WHAT IS EXPECTED ::
Transcribe the full listing exactly, and drop every picture.
Begin
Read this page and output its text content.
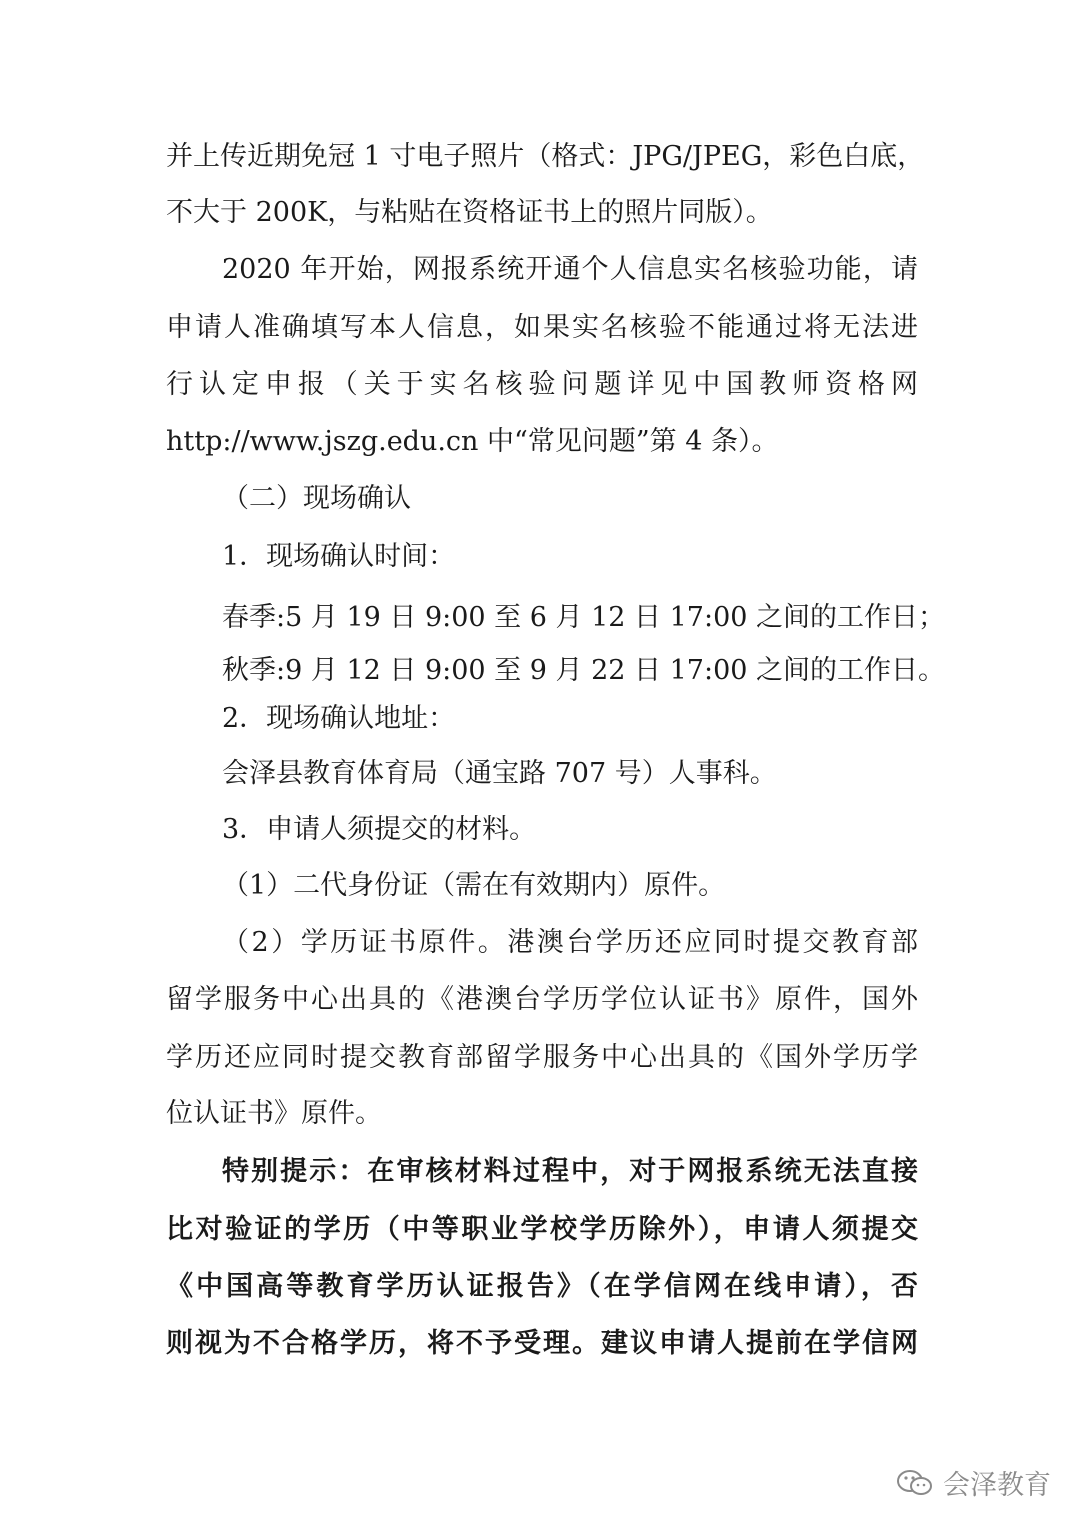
并上传近期免冠 1 寸电子照片（格式：JPG/JPEG，彩色白底，
不大于 200K，与粘贴在资格证书上的照片同版）。
2020 年开始，网报系统开通个人信息实名核验功能，请
申请人准确填写本人信息，如果实名核验不能通过将无法进
行认定申报（关于实名核验问题详见中国教师资格网
http://www.jszg.edu.cn 中“常见问题”第 4 条）。
（二）现场确认
1．现场确认时间：
春季:5 月 19 日 9:00 至 6 月 12 日 17:00 之间的工作日；
秋季:9 月 12 日 9:00 至 9 月 22 日 17:00 之间的工作日。
2．现场确认地址：
会泽县教育体育局（通宝路 707 号）人事科。
3．申请人须提交的材料。
（1）二代身份证（需在有效期内）原件。
（2）学历证书原件。港澳台学历还应同时提交教育部
留学服务中心出具的《港澳台学历学位认证书》原件，国外
学历还应同时提交教育部留学服务中心出具的《国外学历学
位认证书》原件。
特别提示：在审核材料过程中，对于网报系统无法直接
比对验证的学历（中等职业学校学历除外），申请人须提交
《中国高等教育学历认证报告》（在学信网在线申请），否
则视为不合格学历，将不予受理。建议申请人提前在学信网
会泽教育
End
CORRECT RESULT ::
Read this page and output its text content.
并上传近期免冠 1 寸电子照片（格式：JPG/JPEG，彩色白底，
不大于 200K，与粘贴在资格证书上的照片同版）。
2020 年开始，网报系统开通个人信息实名核验功能，请
申请人准确填写本人信息，如果实名核验不能通过将无法进
行认定申报（关于实名核验问题详见中国教师资格网
http://www.jszg.edu.cn 中“常见问题”第 4 条）。
（二）现场确认
1．现场确认时间：
春季:5 月 19 日 9:00 至 6 月 12 日 17:00 之间的工作日；
秋季:9 月 12 日 9:00 至 9 月 22 日 17:00 之间的工作日。
2．现场确认地址：
会泽县教育体育局（通宝路 707 号）人事科。
3．申请人须提交的材料。
（1）二代身份证（需在有效期内）原件。
（2）学历证书原件。港澳台学历还应同时提交教育部
留学服务中心出具的《港澳台学历学位认证书》原件，国外
学历还应同时提交教育部留学服务中心出具的《国外学历学
位认证书》原件。
特别提示：在审核材料过程中，对于网报系统无法直接
比对验证的学历（中等职业学校学历除外），申请人须提交
《中国高等教育学历认证报告》（在学信网在线申请），否
则视为不合格学历，将不予受理。建议申请人提前在学信网
会泽教育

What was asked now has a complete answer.